§ The records:
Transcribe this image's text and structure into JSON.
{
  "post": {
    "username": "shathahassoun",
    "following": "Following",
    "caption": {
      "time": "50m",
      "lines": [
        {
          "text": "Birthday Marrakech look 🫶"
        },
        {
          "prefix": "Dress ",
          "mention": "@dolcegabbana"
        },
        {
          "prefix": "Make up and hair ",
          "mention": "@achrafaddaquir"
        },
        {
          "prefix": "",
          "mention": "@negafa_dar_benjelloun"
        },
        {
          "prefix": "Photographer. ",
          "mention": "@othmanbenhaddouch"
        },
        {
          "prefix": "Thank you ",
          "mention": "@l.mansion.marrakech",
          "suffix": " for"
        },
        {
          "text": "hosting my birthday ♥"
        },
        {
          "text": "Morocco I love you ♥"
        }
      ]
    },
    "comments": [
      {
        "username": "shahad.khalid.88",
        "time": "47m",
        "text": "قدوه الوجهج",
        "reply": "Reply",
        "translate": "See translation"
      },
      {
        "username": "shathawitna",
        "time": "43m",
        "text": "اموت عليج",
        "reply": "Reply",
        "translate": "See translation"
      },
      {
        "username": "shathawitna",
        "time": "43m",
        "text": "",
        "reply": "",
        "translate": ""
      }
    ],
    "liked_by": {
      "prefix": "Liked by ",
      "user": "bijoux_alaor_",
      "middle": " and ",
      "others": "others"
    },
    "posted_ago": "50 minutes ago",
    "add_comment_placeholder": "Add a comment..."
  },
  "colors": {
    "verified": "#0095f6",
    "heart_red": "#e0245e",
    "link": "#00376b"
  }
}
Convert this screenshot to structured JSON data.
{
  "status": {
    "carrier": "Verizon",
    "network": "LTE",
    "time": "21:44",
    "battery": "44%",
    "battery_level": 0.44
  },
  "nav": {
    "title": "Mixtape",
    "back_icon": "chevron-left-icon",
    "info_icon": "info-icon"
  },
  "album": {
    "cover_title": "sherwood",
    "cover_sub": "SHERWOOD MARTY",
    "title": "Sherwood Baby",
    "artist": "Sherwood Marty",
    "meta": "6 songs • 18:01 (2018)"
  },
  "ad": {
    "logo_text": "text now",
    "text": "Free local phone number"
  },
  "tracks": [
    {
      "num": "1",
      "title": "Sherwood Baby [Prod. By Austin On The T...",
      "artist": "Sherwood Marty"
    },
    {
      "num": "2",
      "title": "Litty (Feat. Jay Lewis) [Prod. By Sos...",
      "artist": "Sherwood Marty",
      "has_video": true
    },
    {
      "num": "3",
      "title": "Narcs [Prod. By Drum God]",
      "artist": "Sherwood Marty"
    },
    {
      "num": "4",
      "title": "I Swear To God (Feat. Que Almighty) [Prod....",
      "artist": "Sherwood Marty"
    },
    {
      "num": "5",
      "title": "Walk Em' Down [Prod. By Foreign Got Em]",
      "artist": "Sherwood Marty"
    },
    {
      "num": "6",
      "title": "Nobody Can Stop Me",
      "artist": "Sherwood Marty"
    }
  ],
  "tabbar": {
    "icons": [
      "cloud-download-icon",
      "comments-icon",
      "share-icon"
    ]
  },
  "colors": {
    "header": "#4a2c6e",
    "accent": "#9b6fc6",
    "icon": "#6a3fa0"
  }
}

§ Stated exercise:
The word "Prod" appears in how many lines of the records? Give the number only.

§ Correct output:
5